- TASK TO COMPLETE -
Copy every line from the one that holds "OCR this image." to the end of the records below, exactly and with nothing else, but without any pictures.

- RECORDS PROVIDED -

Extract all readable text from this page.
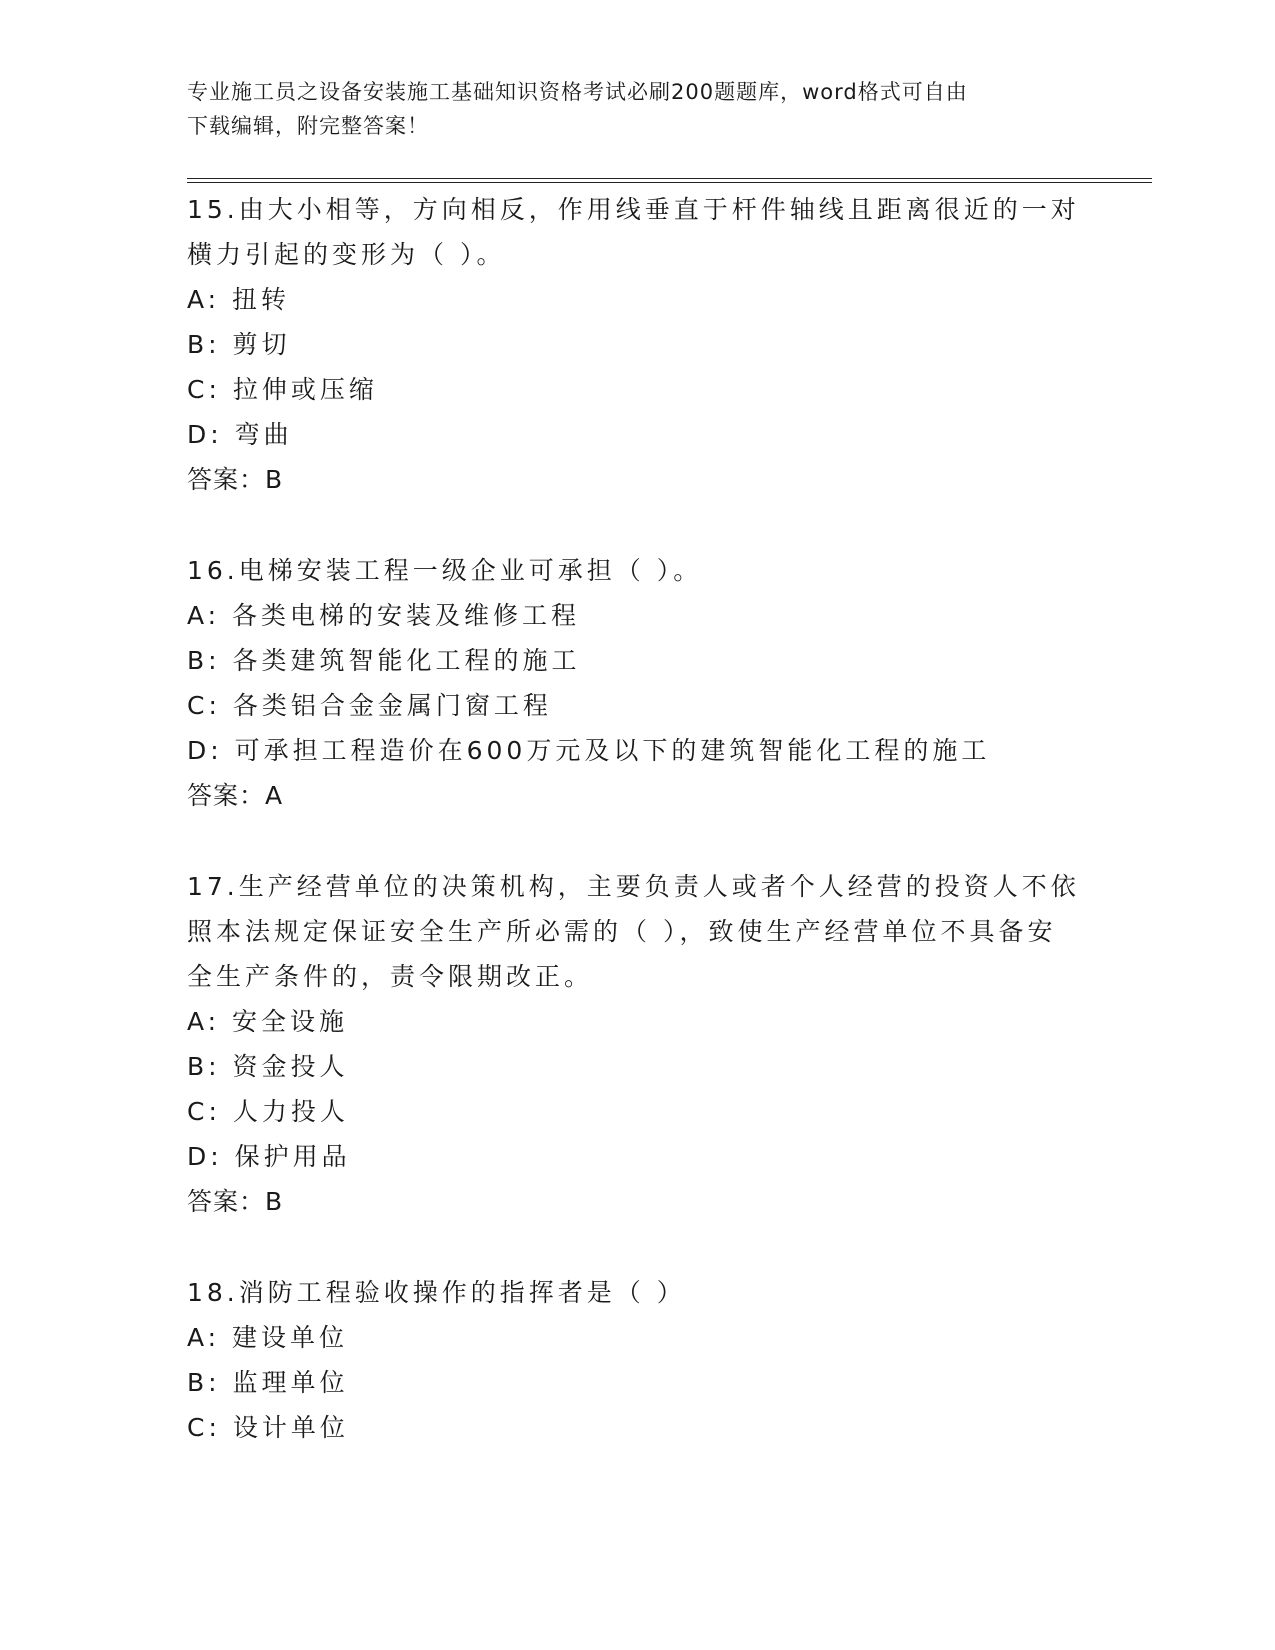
专业施工员之设备安装施工基础知识资格考试必刷200题题库，word格式可自由
下载编辑，附完整答案！

15.由大小相等，方向相反，作用线垂直于杆件轴线且距离很近的一对

横力引起的变形为（ ）。

A: 扭转

B: 剪切

C: 拉伸或压缩

D: 弯曲

答案：B

16.电梯安装工程一级企业可承担（ ）。

A: 各类电梯的安装及维修工程

B: 各类建筑智能化工程的施工

C: 各类铝合金金属门窗工程

D: 可承担工程造价在600万元及以下的建筑智能化工程的施工

答案：A

17.生产经营单位的决策机构，主要负责人或者个人经营的投资人不依

照本法规定保证安全生产所必需的（ ），致使生产经营单位不具备安

全生产条件的，责令限期改正。

A: 安全设施

B: 资金投人

C: 人力投人

D: 保护用品

答案：B

18.消防工程验收操作的指挥者是（ ）

A: 建设单位

B: 监理单位

C: 设计单位
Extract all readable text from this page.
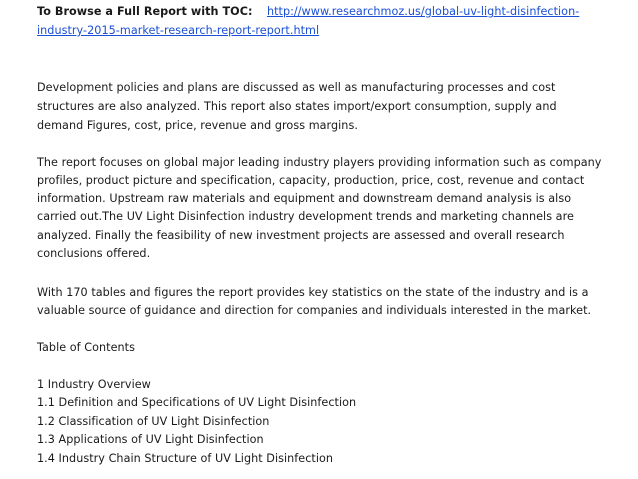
To Browse a Full Report with TOC: http://www.researchmoz.us/global-uv-light-disinfection-
industry-2015-market-research-report-report.html
Development policies and plans are discussed as well as manufacturing processes and cost
structures are also analyzed. This report also states import/export consumption, supply and
demand Figures, cost, price, revenue and gross margins.
The report focuses on global major leading industry players providing information such as company
profiles, product picture and specification, capacity, production, price, cost, revenue and contact
information. Upstream raw materials and equipment and downstream demand analysis is also
carried out.The UV Light Disinfection industry development trends and marketing channels are
analyzed. Finally the feasibility of new investment projects are assessed and overall research
conclusions offered.
With 170 tables and figures the report provides key statistics on the state of the industry and is a
valuable source of guidance and direction for companies and individuals interested in the market.
Table of Contents
1 Industry Overview
1.1 Definition and Specifications of UV Light Disinfection
1.2 Classification of UV Light Disinfection
1.3 Applications of UV Light Disinfection
1.4 Industry Chain Structure of UV Light Disinfection
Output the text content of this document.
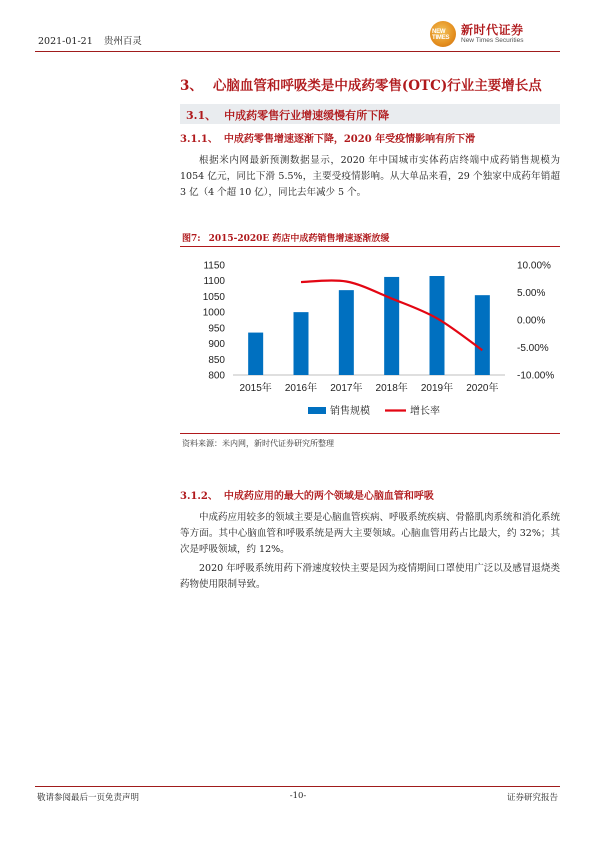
2021-01-21 贵州百灵
NEW TIMES
新时代证券
New Times Securities
3、 心脑血管和呼吸类是中成药零售(OTC)行业主要增长点
3.1、 中成药零售行业增速缓慢有所下降
3.1.1、 中成药零售增速逐渐下降，2020 年受疫情影响有所下滑
根据米内网最新预测数据显示，2020 年中国城市实体药店终端中成药销售规模为 1054 亿元，同比下滑 5.5%，主要受疫情影响。从大单品来看，29 个独家中成药年销超 3 亿（4 个超 10 亿），同比去年减少 5 个。
图7: 2015-2020E 药店中成药销售增速逐渐放缓
800
850
900
950
1000
1050
1100
1150
-10.00%
-5.00%
0.00%
5.00%
10.00%
2015年 2016年 2017年 2018年 2019年 2020年
销售规模	增长率
资料来源：米内网，新时代证券研究所整理
3.1.2、 中成药应用的最大的两个领域是心脑血管和呼吸
中成药应用较多的领域主要是心脑血管疾病、呼吸系统疾病、骨骼肌肉系统和消化系统等方面。其中心脑血管和呼吸系统是两大主要领域。心脑血管用药占比最大，约 32%；其次是呼吸领域，约 12%。
2020 年呼吸系统用药下滑速度较快主要是因为疫情期间口罩使用广泛以及感冒退烧类药物使用限制导致。
敬请参阅最后一页免责声明	-10-	证券研究报告
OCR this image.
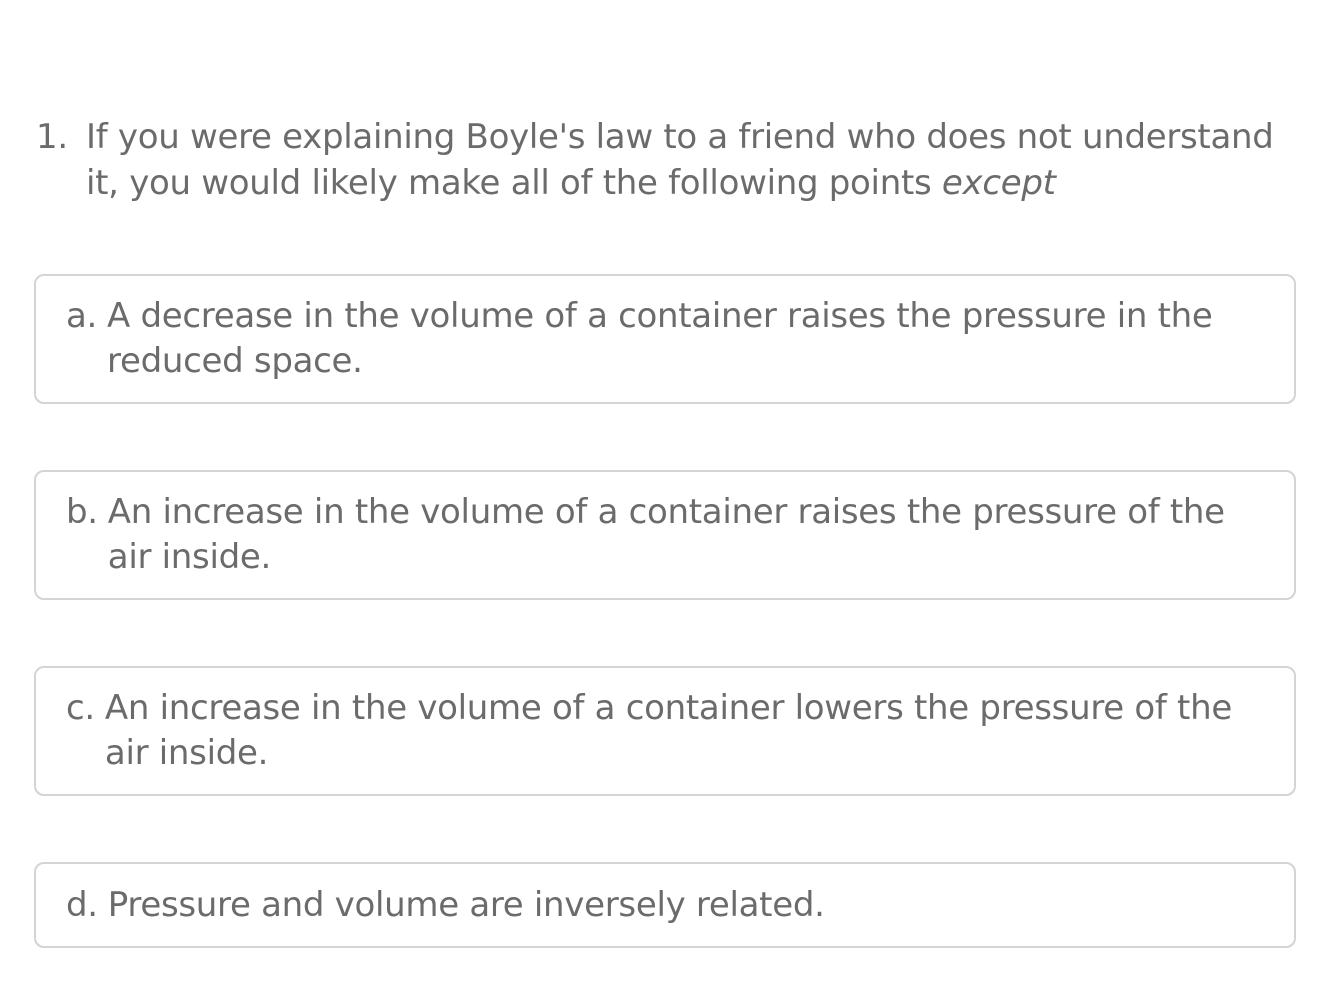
1. If you were explaining Boyle's law to a friend who does not understand it, you would likely make all of the following points except
a. A decrease in the volume of a container raises the pressure in the reduced space.
b. An increase in the volume of a container raises the pressure of the air inside.
c. An increase in the volume of a container lowers the pressure of the air inside.
d. Pressure and volume are inversely related.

- FULL RESPONSE -
OCR this image.
1. If you were explaining Boyle's law to a friend who does not understand it, you would likely make all of the following points except
a. A decrease in the volume of a container raises the pressure in the reduced space.
b. An increase in the volume of a container raises the pressure of the air inside.
c. An increase in the volume of a container lowers the pressure of the air inside.
d. Pressure and volume are inversely related.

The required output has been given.